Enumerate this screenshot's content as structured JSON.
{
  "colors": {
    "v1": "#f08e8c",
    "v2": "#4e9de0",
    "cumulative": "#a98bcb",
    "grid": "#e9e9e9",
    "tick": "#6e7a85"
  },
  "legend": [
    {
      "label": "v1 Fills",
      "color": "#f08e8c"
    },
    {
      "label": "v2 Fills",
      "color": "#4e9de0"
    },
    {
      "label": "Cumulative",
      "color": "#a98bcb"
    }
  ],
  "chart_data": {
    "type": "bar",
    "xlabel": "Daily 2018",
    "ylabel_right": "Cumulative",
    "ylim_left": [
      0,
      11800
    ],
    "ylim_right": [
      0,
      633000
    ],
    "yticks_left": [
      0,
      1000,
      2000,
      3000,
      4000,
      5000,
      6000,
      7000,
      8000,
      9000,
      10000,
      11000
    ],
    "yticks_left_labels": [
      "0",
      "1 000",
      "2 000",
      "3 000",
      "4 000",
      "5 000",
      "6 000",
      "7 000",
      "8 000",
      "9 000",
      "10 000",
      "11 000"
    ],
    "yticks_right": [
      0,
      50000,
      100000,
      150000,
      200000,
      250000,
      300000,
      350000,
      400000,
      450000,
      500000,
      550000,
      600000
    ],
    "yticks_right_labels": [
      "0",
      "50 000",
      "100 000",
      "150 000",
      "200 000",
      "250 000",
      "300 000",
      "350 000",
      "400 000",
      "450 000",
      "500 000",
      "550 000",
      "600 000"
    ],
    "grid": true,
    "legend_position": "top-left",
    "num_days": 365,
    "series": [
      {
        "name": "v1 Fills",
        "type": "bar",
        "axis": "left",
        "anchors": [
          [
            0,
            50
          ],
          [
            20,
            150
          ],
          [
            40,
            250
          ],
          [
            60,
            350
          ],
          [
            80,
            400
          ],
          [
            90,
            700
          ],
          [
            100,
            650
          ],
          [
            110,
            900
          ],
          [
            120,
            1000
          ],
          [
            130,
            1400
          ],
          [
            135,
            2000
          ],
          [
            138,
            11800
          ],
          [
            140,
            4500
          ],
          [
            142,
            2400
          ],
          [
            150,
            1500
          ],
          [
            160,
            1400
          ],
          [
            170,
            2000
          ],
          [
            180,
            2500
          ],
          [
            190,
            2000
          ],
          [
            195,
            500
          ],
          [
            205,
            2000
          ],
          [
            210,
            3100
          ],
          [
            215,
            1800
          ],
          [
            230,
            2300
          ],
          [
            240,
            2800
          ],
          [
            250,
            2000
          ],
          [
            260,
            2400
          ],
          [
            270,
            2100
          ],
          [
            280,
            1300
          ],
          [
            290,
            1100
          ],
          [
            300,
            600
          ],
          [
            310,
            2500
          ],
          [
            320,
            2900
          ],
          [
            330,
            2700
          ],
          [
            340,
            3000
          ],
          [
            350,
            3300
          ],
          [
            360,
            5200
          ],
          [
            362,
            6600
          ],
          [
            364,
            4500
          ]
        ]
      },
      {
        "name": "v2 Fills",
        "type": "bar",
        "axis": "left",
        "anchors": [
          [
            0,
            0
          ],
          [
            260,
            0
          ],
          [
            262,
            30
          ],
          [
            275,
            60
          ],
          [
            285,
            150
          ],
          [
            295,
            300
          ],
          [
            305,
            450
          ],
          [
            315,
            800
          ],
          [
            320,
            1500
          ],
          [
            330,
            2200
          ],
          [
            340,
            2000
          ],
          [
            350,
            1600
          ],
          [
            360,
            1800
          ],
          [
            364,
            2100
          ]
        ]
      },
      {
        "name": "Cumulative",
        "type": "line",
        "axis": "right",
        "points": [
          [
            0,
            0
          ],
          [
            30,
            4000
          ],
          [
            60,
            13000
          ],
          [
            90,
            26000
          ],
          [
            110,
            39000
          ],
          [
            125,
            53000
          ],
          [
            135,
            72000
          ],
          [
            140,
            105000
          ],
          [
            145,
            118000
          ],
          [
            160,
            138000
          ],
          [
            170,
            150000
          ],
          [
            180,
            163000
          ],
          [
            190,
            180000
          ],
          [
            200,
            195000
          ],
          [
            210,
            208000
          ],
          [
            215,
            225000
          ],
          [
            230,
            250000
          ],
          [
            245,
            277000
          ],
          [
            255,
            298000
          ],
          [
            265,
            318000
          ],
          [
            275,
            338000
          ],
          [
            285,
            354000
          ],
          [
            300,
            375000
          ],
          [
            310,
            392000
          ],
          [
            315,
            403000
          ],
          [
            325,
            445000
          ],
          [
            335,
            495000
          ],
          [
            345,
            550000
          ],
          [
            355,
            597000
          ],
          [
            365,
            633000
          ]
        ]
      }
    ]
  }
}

* * *

_SET EXERCISE:_
Copy out the material word for word and line for line.

_FULL SOLUTION:_
Enumerate this screenshot's content as structured JSON.
{
  "colors": {
    "v1": "#f08e8c",
    "v2": "#4e9de0",
    "cumulative": "#a98bcb",
    "grid": "#e9e9e9",
    "tick": "#6e7a85"
  },
  "legend": [
    {
      "label": "v1 Fills",
      "color": "#f08e8c"
    },
    {
      "label": "v2 Fills",
      "color": "#4e9de0"
    },
    {
      "label": "Cumulative",
      "color": "#a98bcb"
    }
  ],
  "chart_data": {
    "type": "bar",
    "xlabel": "Daily 2018",
    "ylabel_right": "Cumulative",
    "ylim_left": [
      0,
      11800
    ],
    "ylim_right": [
      0,
      633000
    ],
    "yticks_left": [
      0,
      1000,
      2000,
      3000,
      4000,
      5000,
      6000,
      7000,
      8000,
      9000,
      10000,
      11000
    ],
    "yticks_left_labels": [
      "0",
      "1 000",
      "2 000",
      "3 000",
      "4 000",
      "5 000",
      "6 000",
      "7 000",
      "8 000",
      "9 000",
      "10 000",
      "11 000"
    ],
    "yticks_right": [
      0,
      50000,
      100000,
      150000,
      200000,
      250000,
      300000,
      350000,
      400000,
      450000,
      500000,
      550000,
      600000
    ],
    "yticks_right_labels": [
      "0",
      "50 000",
      "100 000",
      "150 000",
      "200 000",
      "250 000",
      "300 000",
      "350 000",
      "400 000",
      "450 000",
      "500 000",
      "550 000",
      "600 000"
    ],
    "grid": true,
    "legend_position": "top-left",
    "num_days": 365,
    "series": [
      {
        "name": "v1 Fills",
        "type": "bar",
        "axis": "left",
        "anchors": [
          [
            0,
            50
          ],
          [
            20,
            150
          ],
          [
            40,
            250
          ],
          [
            60,
            350
          ],
          [
            80,
            400
          ],
          [
            90,
            700
          ],
          [
            100,
            650
          ],
          [
            110,
            900
          ],
          [
            120,
            1000
          ],
          [
            130,
            1400
          ],
          [
            135,
            2000
          ],
          [
            138,
            11800
          ],
          [
            140,
            4500
          ],
          [
            142,
            2400
          ],
          [
            150,
            1500
          ],
          [
            160,
            1400
          ],
          [
            170,
            2000
          ],
          [
            180,
            2500
          ],
          [
            190,
            2000
          ],
          [
            195,
            500
          ],
          [
            205,
            2000
          ],
          [
            210,
            3100
          ],
          [
            215,
            1800
          ],
          [
            230,
            2300
          ],
          [
            240,
            2800
          ],
          [
            250,
            2000
          ],
          [
            260,
            2400
          ],
          [
            270,
            2100
          ],
          [
            280,
            1300
          ],
          [
            290,
            1100
          ],
          [
            300,
            600
          ],
          [
            310,
            2500
          ],
          [
            320,
            2900
          ],
          [
            330,
            2700
          ],
          [
            340,
            3000
          ],
          [
            350,
            3300
          ],
          [
            360,
            5200
          ],
          [
            362,
            6600
          ],
          [
            364,
            4500
          ]
        ]
      },
      {
        "name": "v2 Fills",
        "type": "bar",
        "axis": "left",
        "anchors": [
          [
            0,
            0
          ],
          [
            260,
            0
          ],
          [
            262,
            30
          ],
          [
            275,
            60
          ],
          [
            285,
            150
          ],
          [
            295,
            300
          ],
          [
            305,
            450
          ],
          [
            315,
            800
          ],
          [
            320,
            1500
          ],
          [
            330,
            2200
          ],
          [
            340,
            2000
          ],
          [
            350,
            1600
          ],
          [
            360,
            1800
          ],
          [
            364,
            2100
          ]
        ]
      },
      {
        "name": "Cumulative",
        "type": "line",
        "axis": "right",
        "points": [
          [
            0,
            0
          ],
          [
            30,
            4000
          ],
          [
            60,
            13000
          ],
          [
            90,
            26000
          ],
          [
            110,
            39000
          ],
          [
            125,
            53000
          ],
          [
            135,
            72000
          ],
          [
            140,
            105000
          ],
          [
            145,
            118000
          ],
          [
            160,
            138000
          ],
          [
            170,
            150000
          ],
          [
            180,
            163000
          ],
          [
            190,
            180000
          ],
          [
            200,
            195000
          ],
          [
            210,
            208000
          ],
          [
            215,
            225000
          ],
          [
            230,
            250000
          ],
          [
            245,
            277000
          ],
          [
            255,
            298000
          ],
          [
            265,
            318000
          ],
          [
            275,
            338000
          ],
          [
            285,
            354000
          ],
          [
            300,
            375000
          ],
          [
            310,
            392000
          ],
          [
            315,
            403000
          ],
          [
            325,
            445000
          ],
          [
            335,
            495000
          ],
          [
            345,
            550000
          ],
          [
            355,
            597000
          ],
          [
            365,
            633000
          ]
        ]
      }
    ]
  }
}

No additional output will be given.